● **Written task**: Scan the records and identify every line in which the string "άρχεται" occurs, then return those lines.

● **Stored records**:
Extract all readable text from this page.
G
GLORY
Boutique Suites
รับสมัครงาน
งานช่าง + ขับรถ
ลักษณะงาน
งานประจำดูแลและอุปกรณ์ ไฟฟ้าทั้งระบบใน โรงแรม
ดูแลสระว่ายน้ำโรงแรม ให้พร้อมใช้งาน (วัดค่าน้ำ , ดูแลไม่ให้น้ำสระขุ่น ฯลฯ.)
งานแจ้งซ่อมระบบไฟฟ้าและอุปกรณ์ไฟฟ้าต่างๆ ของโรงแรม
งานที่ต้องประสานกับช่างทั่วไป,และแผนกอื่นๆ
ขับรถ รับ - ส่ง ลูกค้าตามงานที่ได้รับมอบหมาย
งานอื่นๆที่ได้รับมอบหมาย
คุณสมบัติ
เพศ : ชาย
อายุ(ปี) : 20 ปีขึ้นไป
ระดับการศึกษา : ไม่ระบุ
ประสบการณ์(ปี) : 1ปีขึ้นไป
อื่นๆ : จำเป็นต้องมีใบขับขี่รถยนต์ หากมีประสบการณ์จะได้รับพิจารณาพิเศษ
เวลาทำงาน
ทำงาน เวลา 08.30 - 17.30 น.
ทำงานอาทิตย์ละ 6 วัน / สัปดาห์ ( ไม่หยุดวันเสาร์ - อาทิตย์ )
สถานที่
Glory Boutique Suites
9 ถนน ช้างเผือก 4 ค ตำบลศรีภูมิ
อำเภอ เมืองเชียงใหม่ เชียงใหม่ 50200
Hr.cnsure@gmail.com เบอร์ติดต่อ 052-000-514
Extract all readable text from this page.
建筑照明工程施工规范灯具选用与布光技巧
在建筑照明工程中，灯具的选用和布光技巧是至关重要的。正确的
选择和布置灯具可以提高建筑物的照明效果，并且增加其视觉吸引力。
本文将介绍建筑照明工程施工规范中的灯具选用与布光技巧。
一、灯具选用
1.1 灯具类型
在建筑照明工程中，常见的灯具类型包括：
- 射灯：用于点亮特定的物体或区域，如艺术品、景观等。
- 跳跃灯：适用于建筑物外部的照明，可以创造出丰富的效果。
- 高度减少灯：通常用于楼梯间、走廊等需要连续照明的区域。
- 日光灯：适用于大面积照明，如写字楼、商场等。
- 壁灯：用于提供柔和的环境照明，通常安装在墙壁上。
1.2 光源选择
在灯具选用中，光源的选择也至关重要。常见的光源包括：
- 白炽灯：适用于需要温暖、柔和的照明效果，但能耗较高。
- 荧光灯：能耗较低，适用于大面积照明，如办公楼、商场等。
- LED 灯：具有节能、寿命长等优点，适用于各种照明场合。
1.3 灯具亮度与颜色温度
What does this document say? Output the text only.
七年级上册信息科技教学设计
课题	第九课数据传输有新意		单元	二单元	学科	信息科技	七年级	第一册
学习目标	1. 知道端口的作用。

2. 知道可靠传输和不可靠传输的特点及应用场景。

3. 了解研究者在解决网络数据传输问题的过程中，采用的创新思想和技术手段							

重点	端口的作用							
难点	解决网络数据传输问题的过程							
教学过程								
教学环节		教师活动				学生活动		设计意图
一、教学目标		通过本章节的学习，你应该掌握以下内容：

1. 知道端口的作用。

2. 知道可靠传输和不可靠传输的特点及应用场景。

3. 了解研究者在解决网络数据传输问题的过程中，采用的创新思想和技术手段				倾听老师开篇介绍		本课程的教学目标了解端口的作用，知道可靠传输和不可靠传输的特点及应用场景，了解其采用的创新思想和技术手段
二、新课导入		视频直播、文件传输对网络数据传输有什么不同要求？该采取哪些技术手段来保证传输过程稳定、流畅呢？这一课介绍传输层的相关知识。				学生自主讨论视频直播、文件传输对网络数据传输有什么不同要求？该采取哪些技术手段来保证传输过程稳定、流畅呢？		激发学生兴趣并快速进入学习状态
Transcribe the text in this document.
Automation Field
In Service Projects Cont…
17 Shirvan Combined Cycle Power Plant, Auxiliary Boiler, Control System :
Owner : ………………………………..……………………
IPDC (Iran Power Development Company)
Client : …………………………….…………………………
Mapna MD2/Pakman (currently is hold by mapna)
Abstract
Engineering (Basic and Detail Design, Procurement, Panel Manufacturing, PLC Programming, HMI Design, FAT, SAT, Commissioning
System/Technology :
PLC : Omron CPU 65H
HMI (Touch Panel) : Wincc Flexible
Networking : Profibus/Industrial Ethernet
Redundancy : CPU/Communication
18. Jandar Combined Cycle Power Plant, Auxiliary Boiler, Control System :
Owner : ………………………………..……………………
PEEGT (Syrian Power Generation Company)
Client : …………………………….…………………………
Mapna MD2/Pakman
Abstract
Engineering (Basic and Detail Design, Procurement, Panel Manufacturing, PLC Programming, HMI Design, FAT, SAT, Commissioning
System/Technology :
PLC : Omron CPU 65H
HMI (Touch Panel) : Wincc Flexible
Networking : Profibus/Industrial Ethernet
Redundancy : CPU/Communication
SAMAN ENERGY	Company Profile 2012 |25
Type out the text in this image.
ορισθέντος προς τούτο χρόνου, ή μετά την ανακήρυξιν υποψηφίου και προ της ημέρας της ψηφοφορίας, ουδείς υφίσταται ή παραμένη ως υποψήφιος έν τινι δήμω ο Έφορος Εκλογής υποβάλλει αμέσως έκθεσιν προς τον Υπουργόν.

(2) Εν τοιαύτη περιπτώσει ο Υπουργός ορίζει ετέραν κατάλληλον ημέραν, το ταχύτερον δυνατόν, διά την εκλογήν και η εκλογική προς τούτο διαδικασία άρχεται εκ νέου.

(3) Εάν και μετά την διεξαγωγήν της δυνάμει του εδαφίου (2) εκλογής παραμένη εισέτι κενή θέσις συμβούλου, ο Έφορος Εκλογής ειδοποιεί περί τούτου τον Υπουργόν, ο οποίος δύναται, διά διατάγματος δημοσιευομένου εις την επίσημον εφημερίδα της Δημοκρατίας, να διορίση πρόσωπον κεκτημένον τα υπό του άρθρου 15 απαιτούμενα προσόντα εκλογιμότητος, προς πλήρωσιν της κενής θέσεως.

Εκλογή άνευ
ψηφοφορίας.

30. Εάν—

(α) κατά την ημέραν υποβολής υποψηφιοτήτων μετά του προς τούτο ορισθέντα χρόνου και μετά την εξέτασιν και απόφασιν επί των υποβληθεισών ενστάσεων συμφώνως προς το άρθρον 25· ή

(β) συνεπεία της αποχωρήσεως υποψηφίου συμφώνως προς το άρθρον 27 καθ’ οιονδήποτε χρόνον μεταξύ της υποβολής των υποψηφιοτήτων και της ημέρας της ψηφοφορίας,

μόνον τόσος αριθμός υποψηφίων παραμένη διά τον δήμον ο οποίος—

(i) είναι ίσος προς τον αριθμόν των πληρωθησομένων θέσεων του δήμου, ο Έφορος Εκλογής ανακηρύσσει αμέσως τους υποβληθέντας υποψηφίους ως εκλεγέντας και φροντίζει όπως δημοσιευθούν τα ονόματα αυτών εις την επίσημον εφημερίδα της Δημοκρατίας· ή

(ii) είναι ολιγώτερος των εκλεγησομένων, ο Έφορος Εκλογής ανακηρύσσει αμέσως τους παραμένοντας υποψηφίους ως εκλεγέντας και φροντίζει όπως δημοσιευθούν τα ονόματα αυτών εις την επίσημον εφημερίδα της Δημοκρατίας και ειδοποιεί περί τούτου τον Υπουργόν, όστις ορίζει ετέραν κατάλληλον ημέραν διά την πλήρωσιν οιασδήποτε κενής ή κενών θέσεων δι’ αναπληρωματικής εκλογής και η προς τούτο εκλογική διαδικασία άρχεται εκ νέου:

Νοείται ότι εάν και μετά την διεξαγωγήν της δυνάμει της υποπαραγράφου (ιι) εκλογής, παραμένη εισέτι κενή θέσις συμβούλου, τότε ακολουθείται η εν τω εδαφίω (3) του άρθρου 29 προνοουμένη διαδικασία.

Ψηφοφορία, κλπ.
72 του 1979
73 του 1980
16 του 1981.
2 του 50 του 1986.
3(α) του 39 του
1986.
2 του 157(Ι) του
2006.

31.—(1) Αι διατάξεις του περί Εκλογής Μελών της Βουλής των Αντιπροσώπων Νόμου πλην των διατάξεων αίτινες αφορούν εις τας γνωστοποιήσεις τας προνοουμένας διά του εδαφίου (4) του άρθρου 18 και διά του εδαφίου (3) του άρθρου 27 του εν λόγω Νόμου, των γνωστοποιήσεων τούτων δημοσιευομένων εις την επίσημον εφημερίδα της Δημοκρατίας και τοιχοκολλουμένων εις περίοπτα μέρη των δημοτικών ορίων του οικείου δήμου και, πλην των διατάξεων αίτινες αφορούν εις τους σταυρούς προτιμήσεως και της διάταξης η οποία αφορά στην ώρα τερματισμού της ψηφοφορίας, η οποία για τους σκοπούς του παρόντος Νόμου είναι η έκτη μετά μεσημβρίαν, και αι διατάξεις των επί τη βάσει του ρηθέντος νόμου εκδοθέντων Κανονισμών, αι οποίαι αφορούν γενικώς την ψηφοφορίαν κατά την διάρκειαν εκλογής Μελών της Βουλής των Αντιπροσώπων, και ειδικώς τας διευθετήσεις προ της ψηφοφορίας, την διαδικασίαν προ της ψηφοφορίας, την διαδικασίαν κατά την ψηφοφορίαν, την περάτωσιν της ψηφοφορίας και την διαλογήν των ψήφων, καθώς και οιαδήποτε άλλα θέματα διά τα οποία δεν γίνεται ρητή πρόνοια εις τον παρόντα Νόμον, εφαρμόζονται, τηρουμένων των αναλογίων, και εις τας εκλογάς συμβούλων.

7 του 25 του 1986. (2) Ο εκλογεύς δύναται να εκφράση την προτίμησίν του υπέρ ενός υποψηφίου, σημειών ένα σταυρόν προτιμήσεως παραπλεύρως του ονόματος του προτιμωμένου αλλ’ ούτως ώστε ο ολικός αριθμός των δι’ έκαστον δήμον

● **Result of the task**:
(2) Εν τοιαύτη περιπτώσει ο Υπουργός ορίζει ετέραν κατάλληλον ημέραν, το ταχύτερον δυνατόν, διά την εκλογήν και η εκλογική προς τούτο διαδικασία άρχεται εκ νέου.
(ii) είναι ολιγώτερος των εκλεγησομένων, ο Έφορος Εκλογής ανακηρύσσει αμέσως τους παραμένοντας υποψηφίους ως εκλεγέντας και φροντίζει όπως δημοσιευθούν τα ονόματα αυτών εις την επίσημον εφημερίδα της Δημοκρατίας και ειδοποιεί περί τούτου τον Υπουργόν, όστις ορίζει ετέραν κατάλληλον ημέραν διά την πλήρωσιν οιασδήποτε κενής ή κενών θέσεων δι’ αναπληρωματικής εκλογής και η προς τούτο εκλογική διαδικασία άρχεται εκ νέου:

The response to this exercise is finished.